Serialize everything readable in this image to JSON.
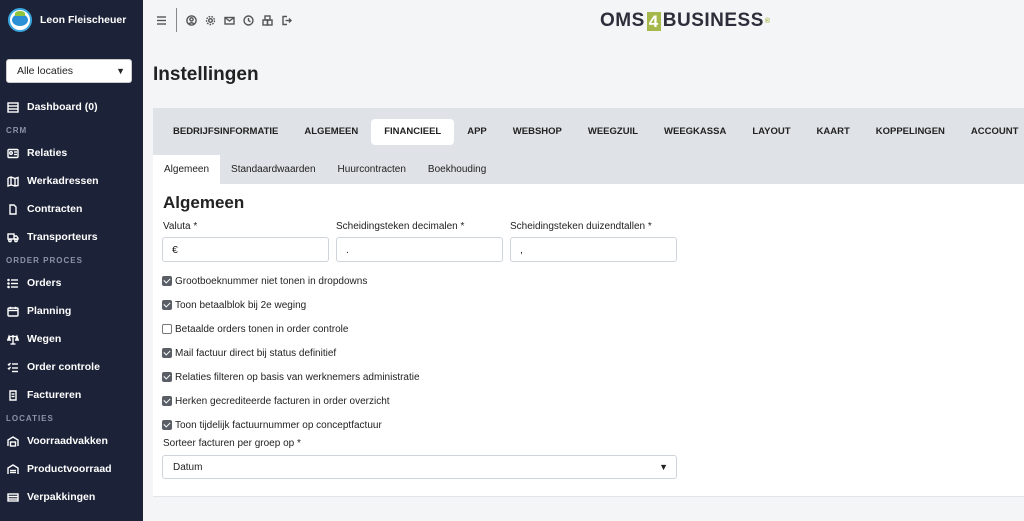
{
  "user": {
    "name": "Leon Fleischeuer"
  },
  "location_select": {
    "value": "Alle locaties"
  },
  "sidebar": {
    "dashboard": "Dashboard (0)",
    "sections": [
      {
        "title": "CRM",
        "items": [
          "Relaties",
          "Werkadressen",
          "Contracten",
          "Transporteurs"
        ]
      },
      {
        "title": "ORDER PROCES",
        "items": [
          "Orders",
          "Planning",
          "Wegen",
          "Order controle",
          "Factureren"
        ]
      },
      {
        "title": "LOCATIES",
        "items": [
          "Voorraadvakken",
          "Productvoorraad",
          "Verpakkingen"
        ]
      }
    ]
  },
  "logo": {
    "left": "OMS",
    "four": "4",
    "right": "BUSINESS",
    "reg": "®"
  },
  "page": {
    "title": "Instellingen"
  },
  "main_tabs": [
    "BEDRIJFSINFORMATIE",
    "ALGEMEEN",
    "FINANCIEEL",
    "APP",
    "WEBSHOP",
    "WEEGZUIL",
    "WEEGKASSA",
    "LAYOUT",
    "KAART",
    "KOPPELINGEN",
    "ACCOUNT"
  ],
  "main_tab_active": "FINANCIEEL",
  "sub_tabs": [
    "Algemeen",
    "Standaardwaarden",
    "Huurcontracten",
    "Boekhouding"
  ],
  "sub_tab_active": "Algemeen",
  "form": {
    "section_title": "Algemeen",
    "valuta": {
      "label": "Valuta *",
      "value": "€"
    },
    "decimal_sep": {
      "label": "Scheidingsteken decimalen *",
      "value": "."
    },
    "thousand_sep": {
      "label": "Scheidingsteken duizendtallen *",
      "value": ","
    },
    "checkboxes": [
      {
        "label": "Grootboeknummer niet tonen in dropdowns",
        "checked": true
      },
      {
        "label": "Toon betaalblok bij 2e weging",
        "checked": true
      },
      {
        "label": "Betaalde orders tonen in order controle",
        "checked": false
      },
      {
        "label": "Mail factuur direct bij status definitief",
        "checked": true
      },
      {
        "label": "Relaties filteren op basis van werknemers administratie",
        "checked": true
      },
      {
        "label": "Herken gecrediteerde facturen in order overzicht",
        "checked": true
      },
      {
        "label": "Toon tijdelijk factuurnummer op conceptfactuur",
        "checked": true
      }
    ],
    "sort": {
      "label": "Sorteer facturen per groep op *",
      "value": "Datum"
    }
  }
}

• Task details:
All of the data needs repeating exactly, but the pictures do not.

• Exercise output:
Serialize everything readable in this image to JSON.
{
  "user": {
    "name": "Leon Fleischeuer"
  },
  "location_select": {
    "value": "Alle locaties"
  },
  "sidebar": {
    "dashboard": "Dashboard (0)",
    "sections": [
      {
        "title": "CRM",
        "items": [
          "Relaties",
          "Werkadressen",
          "Contracten",
          "Transporteurs"
        ]
      },
      {
        "title": "ORDER PROCES",
        "items": [
          "Orders",
          "Planning",
          "Wegen",
          "Order controle",
          "Factureren"
        ]
      },
      {
        "title": "LOCATIES",
        "items": [
          "Voorraadvakken",
          "Productvoorraad",
          "Verpakkingen"
        ]
      }
    ]
  },
  "logo": {
    "left": "OMS",
    "four": "4",
    "right": "BUSINESS",
    "reg": "®"
  },
  "page": {
    "title": "Instellingen"
  },
  "main_tabs": [
    "BEDRIJFSINFORMATIE",
    "ALGEMEEN",
    "FINANCIEEL",
    "APP",
    "WEBSHOP",
    "WEEGZUIL",
    "WEEGKASSA",
    "LAYOUT",
    "KAART",
    "KOPPELINGEN",
    "ACCOUNT"
  ],
  "main_tab_active": "FINANCIEEL",
  "sub_tabs": [
    "Algemeen",
    "Standaardwaarden",
    "Huurcontracten",
    "Boekhouding"
  ],
  "sub_tab_active": "Algemeen",
  "form": {
    "section_title": "Algemeen",
    "valuta": {
      "label": "Valuta *",
      "value": "€"
    },
    "decimal_sep": {
      "label": "Scheidingsteken decimalen *",
      "value": "."
    },
    "thousand_sep": {
      "label": "Scheidingsteken duizendtallen *",
      "value": ","
    },
    "checkboxes": [
      {
        "label": "Grootboeknummer niet tonen in dropdowns",
        "checked": true
      },
      {
        "label": "Toon betaalblok bij 2e weging",
        "checked": true
      },
      {
        "label": "Betaalde orders tonen in order controle",
        "checked": false
      },
      {
        "label": "Mail factuur direct bij status definitief",
        "checked": true
      },
      {
        "label": "Relaties filteren op basis van werknemers administratie",
        "checked": true
      },
      {
        "label": "Herken gecrediteerde facturen in order overzicht",
        "checked": true
      },
      {
        "label": "Toon tijdelijk factuurnummer op conceptfactuur",
        "checked": true
      }
    ],
    "sort": {
      "label": "Sorteer facturen per groep op *",
      "value": "Datum"
    }
  }
}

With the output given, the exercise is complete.